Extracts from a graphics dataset

━━━━━━━━━━━━━━━━

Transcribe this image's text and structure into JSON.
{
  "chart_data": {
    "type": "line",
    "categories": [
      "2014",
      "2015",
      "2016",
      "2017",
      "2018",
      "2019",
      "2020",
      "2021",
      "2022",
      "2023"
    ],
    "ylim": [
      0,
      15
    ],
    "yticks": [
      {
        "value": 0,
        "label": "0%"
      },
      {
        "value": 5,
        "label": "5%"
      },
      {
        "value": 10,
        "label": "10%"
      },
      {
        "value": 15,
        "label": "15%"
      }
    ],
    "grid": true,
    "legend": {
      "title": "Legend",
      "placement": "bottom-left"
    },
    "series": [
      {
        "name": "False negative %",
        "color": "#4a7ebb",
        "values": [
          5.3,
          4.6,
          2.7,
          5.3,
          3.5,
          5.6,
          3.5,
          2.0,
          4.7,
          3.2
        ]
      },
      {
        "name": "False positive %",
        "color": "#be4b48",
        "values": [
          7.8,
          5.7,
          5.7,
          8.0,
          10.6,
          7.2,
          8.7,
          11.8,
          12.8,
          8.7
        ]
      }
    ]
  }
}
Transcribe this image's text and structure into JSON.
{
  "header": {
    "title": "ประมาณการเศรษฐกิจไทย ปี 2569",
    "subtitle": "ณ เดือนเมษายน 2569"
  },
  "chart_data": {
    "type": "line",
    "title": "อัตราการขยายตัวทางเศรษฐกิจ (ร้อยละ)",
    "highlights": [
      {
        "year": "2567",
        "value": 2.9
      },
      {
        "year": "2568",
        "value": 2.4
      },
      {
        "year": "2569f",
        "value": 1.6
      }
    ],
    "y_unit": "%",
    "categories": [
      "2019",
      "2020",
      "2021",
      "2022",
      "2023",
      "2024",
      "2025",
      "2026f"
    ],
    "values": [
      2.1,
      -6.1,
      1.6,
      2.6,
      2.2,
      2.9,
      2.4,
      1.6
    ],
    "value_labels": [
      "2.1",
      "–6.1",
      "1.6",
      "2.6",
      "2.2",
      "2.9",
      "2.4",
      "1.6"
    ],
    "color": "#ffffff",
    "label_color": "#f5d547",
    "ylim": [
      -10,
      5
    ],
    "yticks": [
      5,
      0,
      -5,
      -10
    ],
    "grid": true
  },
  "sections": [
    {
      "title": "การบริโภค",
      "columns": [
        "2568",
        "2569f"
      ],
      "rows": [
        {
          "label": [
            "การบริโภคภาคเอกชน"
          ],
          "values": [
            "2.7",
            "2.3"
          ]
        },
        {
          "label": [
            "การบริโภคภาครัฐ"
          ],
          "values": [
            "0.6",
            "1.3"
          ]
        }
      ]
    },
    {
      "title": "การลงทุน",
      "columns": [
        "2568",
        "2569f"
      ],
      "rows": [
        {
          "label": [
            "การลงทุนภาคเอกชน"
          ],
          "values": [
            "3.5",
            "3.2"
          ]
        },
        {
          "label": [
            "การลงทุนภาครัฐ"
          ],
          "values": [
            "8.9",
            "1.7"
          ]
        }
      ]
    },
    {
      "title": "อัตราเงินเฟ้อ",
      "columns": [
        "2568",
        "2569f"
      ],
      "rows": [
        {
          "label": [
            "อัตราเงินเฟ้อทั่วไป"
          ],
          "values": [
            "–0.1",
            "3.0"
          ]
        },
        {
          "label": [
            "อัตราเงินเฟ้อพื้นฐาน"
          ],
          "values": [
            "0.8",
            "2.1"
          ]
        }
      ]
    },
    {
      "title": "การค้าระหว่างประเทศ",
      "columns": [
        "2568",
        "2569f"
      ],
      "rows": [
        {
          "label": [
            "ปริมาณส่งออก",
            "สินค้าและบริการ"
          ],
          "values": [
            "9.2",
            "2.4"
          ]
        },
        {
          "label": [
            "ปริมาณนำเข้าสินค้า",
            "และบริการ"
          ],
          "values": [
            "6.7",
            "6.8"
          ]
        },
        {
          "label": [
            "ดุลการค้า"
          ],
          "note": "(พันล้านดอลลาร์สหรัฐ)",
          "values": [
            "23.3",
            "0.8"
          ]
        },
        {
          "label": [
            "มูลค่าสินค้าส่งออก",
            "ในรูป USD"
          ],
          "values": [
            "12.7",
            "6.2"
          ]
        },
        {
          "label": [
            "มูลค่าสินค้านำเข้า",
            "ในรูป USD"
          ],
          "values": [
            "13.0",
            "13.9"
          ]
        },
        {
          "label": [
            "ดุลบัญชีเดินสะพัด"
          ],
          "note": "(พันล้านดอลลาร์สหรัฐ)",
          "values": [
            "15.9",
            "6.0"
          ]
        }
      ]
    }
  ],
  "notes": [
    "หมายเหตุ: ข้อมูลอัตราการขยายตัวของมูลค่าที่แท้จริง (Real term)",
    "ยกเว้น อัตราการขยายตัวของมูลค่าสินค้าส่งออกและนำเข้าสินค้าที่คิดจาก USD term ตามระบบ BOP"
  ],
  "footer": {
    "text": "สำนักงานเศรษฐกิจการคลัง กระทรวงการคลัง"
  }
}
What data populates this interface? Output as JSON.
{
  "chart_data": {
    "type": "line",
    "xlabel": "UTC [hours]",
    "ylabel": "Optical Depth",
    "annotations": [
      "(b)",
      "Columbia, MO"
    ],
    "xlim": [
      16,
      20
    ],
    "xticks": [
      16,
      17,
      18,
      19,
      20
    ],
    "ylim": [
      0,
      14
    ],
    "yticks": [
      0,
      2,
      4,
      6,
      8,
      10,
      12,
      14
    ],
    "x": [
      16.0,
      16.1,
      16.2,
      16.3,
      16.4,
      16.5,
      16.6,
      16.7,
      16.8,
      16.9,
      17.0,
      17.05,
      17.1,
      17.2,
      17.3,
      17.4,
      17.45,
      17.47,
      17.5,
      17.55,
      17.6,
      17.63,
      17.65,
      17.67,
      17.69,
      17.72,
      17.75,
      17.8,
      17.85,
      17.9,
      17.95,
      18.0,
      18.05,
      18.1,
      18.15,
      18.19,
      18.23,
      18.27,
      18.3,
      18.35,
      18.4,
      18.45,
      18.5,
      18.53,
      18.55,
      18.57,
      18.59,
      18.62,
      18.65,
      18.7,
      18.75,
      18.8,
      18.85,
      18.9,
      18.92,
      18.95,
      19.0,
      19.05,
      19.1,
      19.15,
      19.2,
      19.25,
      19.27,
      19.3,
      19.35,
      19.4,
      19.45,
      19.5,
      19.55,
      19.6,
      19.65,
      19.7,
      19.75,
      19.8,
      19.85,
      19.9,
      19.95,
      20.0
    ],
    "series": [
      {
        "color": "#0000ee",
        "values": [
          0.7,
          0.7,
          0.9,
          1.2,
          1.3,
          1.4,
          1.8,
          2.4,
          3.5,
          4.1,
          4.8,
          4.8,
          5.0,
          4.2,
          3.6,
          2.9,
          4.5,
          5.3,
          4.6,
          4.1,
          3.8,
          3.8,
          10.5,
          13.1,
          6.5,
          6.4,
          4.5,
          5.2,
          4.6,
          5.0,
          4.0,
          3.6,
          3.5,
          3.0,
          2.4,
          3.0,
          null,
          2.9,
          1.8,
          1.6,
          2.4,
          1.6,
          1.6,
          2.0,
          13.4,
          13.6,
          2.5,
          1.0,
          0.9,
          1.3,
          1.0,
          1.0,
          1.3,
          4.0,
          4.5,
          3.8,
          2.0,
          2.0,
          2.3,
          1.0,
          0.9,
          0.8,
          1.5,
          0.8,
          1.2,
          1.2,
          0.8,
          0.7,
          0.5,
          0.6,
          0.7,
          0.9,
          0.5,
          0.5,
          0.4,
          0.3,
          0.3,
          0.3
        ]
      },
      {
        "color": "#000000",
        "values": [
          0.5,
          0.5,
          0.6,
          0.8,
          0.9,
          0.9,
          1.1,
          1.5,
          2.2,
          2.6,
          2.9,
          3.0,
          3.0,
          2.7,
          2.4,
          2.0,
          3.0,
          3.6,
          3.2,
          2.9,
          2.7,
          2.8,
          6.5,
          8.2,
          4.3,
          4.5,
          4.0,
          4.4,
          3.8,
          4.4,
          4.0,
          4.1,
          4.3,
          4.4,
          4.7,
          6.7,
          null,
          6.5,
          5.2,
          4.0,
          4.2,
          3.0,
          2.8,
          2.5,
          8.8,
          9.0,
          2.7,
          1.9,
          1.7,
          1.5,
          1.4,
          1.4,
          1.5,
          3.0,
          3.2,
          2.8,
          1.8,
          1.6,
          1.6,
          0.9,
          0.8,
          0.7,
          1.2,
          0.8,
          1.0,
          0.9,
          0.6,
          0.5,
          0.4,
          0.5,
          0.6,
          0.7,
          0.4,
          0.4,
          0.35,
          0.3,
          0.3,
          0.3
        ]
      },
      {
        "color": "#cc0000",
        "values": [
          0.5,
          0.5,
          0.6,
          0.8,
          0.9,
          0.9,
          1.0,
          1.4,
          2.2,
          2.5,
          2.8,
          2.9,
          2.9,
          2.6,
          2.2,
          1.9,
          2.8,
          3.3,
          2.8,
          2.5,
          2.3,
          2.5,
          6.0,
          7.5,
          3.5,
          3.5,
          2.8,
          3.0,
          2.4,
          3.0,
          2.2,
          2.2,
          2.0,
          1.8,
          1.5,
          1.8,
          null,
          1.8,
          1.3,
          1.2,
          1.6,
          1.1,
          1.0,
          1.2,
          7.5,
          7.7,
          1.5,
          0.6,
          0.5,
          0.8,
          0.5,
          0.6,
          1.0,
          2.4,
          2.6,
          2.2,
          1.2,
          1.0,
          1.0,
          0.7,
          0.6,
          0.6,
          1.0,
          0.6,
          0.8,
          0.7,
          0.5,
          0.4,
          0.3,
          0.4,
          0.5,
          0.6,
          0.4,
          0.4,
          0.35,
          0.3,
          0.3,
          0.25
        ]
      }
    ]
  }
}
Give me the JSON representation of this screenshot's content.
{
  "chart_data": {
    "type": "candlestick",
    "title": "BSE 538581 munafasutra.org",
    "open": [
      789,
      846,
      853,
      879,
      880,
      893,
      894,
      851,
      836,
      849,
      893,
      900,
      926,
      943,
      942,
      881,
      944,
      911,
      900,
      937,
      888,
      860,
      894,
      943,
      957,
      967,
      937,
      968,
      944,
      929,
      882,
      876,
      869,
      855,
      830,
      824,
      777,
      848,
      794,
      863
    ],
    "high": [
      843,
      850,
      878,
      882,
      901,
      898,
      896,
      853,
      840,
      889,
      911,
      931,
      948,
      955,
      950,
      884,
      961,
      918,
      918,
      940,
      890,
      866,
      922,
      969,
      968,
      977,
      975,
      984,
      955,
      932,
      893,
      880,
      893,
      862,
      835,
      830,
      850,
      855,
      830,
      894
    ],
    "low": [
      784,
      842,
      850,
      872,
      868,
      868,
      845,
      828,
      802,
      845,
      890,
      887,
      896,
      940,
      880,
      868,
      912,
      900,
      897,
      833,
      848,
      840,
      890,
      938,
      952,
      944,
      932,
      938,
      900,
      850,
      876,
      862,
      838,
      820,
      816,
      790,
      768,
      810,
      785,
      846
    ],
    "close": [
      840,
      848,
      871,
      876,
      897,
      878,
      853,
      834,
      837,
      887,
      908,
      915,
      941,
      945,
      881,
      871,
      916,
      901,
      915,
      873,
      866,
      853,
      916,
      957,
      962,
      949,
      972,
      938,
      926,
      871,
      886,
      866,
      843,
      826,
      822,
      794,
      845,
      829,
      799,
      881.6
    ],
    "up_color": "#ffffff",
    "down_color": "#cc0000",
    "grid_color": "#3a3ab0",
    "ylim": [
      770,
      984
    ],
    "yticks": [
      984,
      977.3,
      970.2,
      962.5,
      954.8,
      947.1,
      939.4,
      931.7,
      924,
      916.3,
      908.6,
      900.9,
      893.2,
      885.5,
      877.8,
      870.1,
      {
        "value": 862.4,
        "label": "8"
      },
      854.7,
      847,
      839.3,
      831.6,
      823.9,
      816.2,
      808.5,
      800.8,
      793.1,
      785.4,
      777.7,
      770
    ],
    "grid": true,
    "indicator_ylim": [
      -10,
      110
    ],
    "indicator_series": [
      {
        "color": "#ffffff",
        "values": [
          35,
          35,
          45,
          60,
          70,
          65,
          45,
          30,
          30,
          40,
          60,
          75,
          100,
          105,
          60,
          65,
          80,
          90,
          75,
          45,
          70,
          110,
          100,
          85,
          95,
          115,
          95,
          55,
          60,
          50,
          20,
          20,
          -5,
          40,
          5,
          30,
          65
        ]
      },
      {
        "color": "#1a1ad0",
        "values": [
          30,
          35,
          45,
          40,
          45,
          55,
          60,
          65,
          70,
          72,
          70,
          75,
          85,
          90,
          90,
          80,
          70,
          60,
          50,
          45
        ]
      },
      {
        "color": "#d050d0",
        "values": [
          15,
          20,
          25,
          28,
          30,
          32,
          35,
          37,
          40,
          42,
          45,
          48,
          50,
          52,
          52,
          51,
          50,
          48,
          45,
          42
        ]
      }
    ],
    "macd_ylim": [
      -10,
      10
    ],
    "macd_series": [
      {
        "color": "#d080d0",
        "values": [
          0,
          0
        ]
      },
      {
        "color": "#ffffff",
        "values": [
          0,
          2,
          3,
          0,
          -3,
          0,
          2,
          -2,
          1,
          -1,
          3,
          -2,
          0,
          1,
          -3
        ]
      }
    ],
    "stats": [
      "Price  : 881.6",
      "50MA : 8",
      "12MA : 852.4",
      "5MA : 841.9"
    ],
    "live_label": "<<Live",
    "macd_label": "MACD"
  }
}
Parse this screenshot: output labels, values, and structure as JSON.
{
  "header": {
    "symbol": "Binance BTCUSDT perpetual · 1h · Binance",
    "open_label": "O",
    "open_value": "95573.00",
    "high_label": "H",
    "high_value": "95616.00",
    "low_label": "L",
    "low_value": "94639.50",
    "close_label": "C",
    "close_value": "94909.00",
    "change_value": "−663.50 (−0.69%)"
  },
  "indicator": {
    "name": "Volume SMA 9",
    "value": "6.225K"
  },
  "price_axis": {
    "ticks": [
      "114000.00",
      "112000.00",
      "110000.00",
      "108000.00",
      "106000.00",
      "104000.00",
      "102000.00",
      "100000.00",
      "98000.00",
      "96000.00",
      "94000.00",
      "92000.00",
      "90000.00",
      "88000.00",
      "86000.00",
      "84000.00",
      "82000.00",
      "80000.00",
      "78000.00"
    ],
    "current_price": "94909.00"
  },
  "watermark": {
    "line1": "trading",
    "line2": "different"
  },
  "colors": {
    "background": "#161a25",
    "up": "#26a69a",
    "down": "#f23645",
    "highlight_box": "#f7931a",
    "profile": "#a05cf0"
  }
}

━━━━━━━━━━━━━━━━

Written request → In the records above, collect each line with "ffffff".

Answer →
    "color": "#ffffff",
    "up_color": "#ffffff",
        "color": "#ffffff",
        "color": "#ffffff",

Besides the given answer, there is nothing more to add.